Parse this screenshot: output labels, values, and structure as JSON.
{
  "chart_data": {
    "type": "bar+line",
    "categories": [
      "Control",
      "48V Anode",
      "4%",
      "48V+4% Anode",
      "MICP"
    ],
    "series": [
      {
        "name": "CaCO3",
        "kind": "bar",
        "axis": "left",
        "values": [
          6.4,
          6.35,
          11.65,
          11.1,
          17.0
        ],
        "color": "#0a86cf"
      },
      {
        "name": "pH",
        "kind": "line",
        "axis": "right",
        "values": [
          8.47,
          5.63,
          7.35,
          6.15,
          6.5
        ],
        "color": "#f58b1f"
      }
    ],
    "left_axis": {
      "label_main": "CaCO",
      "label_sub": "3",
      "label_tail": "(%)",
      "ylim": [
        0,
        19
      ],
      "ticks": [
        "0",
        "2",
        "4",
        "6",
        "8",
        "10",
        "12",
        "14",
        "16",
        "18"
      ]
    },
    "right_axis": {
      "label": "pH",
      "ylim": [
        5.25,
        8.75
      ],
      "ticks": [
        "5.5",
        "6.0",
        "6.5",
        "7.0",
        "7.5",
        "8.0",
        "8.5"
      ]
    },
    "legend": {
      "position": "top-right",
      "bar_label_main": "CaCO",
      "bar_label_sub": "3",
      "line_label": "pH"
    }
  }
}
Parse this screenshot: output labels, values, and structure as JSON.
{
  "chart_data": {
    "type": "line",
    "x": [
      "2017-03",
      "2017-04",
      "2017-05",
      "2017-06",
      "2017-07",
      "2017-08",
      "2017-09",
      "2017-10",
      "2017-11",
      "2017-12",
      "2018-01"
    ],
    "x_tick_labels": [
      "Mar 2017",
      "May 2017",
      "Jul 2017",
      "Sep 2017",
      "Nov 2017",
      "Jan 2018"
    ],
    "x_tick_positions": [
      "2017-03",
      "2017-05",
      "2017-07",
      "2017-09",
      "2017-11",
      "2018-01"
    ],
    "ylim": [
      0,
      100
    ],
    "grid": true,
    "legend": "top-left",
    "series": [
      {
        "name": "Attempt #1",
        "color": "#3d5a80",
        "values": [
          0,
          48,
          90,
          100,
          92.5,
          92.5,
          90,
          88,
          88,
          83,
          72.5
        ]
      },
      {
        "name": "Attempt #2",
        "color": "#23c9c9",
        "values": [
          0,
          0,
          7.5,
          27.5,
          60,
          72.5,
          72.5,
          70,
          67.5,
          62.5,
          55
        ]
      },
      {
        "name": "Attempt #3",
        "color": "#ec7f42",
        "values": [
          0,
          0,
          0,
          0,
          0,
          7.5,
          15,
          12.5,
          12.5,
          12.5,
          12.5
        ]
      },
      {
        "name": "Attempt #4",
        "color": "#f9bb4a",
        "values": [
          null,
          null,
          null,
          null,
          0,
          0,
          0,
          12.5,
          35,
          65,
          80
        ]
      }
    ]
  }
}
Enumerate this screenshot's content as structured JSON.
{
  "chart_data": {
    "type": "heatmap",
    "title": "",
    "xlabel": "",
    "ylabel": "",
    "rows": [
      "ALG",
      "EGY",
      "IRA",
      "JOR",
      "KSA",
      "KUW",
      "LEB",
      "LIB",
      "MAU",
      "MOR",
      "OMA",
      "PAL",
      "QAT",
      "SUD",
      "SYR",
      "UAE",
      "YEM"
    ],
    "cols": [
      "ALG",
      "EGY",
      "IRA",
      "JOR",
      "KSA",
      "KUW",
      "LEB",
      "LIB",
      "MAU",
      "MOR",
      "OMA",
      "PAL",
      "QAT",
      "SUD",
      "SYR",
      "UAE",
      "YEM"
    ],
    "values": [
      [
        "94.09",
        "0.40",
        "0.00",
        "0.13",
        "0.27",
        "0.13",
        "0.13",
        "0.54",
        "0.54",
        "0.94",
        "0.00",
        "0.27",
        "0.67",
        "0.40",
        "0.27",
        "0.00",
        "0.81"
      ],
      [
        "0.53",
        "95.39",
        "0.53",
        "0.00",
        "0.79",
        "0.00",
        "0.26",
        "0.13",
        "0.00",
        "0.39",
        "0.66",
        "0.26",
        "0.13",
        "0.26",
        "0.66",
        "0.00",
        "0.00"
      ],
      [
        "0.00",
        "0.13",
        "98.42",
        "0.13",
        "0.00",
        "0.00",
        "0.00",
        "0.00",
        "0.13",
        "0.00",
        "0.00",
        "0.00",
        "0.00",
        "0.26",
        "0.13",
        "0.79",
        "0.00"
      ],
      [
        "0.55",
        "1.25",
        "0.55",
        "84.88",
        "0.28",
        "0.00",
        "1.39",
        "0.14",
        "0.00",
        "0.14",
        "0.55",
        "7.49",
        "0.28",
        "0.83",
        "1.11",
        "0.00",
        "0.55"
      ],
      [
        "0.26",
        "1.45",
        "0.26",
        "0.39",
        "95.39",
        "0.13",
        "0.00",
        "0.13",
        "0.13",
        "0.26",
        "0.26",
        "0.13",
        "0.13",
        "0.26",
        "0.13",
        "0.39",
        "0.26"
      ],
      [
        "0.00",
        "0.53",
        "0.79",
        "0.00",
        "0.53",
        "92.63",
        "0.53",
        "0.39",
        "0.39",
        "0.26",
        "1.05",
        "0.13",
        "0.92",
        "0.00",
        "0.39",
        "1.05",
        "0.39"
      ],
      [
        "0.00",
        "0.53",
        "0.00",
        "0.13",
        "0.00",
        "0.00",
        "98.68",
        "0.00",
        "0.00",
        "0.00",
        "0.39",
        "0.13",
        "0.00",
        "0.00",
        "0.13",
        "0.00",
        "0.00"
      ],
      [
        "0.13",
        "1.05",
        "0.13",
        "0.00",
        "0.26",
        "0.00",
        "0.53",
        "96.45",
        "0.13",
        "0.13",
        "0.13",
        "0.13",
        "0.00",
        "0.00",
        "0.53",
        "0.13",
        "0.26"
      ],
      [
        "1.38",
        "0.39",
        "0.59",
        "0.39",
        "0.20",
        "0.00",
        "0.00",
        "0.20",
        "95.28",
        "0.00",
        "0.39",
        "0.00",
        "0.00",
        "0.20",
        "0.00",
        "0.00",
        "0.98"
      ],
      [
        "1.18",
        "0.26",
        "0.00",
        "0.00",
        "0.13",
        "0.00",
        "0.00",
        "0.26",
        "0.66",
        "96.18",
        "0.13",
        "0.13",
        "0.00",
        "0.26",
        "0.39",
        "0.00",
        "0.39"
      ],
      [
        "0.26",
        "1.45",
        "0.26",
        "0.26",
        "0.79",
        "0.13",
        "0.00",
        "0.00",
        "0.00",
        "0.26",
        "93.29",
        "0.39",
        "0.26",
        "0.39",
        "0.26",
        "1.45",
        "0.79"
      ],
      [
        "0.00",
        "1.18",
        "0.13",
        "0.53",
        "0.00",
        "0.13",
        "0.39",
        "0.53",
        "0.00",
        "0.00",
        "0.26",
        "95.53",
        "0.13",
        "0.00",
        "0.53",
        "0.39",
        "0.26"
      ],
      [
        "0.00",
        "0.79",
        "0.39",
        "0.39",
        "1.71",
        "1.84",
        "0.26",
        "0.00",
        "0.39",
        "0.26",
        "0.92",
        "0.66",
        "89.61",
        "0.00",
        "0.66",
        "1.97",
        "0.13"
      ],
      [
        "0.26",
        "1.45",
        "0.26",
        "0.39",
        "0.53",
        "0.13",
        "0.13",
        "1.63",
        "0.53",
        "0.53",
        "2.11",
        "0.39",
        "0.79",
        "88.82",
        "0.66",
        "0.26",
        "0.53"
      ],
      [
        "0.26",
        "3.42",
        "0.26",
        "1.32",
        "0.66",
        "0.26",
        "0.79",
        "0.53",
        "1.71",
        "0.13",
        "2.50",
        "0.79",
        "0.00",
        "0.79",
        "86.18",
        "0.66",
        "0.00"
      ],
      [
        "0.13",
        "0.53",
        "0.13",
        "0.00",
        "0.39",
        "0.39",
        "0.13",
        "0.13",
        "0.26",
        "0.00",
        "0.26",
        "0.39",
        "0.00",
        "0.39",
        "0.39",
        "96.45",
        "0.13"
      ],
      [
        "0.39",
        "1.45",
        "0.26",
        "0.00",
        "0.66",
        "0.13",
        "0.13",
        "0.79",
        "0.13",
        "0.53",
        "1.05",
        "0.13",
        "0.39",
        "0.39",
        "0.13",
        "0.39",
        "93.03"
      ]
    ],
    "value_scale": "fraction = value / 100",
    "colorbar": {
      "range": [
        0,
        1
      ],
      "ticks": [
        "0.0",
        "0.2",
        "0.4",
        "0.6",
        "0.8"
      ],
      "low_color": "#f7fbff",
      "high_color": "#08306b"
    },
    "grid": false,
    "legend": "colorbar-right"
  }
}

* [Aim]
List all lines holding the string "Attempt".

* [Task response]
        "name": "Attempt #1",
        "name": "Attempt #2",
        "name": "Attempt #3",
        "name": "Attempt #4",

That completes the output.